▶ _TASK REQUIREMENTS_: Please report every line from the material that contains the word "title".

────────────────────

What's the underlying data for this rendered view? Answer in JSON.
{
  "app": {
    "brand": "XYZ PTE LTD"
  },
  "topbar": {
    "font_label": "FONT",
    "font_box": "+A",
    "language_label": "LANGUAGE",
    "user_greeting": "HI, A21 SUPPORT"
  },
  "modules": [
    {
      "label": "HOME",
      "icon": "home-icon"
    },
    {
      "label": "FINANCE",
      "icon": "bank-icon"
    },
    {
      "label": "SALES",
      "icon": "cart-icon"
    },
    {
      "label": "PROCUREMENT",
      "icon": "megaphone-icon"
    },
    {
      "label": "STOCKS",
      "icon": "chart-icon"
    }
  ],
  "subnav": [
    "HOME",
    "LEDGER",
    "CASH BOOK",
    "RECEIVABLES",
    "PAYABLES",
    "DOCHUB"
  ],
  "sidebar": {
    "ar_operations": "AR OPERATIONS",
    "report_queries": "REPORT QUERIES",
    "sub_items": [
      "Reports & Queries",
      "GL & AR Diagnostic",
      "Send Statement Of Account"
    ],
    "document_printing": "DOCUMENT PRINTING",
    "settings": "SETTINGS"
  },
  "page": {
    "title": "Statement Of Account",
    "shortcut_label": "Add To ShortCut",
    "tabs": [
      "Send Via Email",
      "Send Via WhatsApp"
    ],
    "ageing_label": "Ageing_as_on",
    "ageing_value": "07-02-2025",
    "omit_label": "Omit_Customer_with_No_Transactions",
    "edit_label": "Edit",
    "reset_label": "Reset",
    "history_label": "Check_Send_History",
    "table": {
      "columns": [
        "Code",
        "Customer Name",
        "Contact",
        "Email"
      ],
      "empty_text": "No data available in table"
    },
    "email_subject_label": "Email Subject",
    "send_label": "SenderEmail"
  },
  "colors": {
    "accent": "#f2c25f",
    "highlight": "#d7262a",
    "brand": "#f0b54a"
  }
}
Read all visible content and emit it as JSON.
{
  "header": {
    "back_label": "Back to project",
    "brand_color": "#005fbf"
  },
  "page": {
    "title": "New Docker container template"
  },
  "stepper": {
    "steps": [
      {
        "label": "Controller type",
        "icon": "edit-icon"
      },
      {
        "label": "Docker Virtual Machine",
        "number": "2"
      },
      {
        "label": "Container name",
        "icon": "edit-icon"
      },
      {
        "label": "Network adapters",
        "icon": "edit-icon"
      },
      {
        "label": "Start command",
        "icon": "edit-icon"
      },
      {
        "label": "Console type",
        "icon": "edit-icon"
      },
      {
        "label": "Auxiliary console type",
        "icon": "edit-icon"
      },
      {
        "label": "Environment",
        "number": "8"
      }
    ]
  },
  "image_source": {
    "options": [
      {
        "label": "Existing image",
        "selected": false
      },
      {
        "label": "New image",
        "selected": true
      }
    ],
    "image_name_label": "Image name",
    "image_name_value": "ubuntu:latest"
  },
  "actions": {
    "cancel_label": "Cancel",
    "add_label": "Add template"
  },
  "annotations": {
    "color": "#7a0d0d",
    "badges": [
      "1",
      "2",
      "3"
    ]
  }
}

────────────────────

▶ _THE ANSWER_:
    "title": "Statement Of Account",
    "title": "New Docker container template"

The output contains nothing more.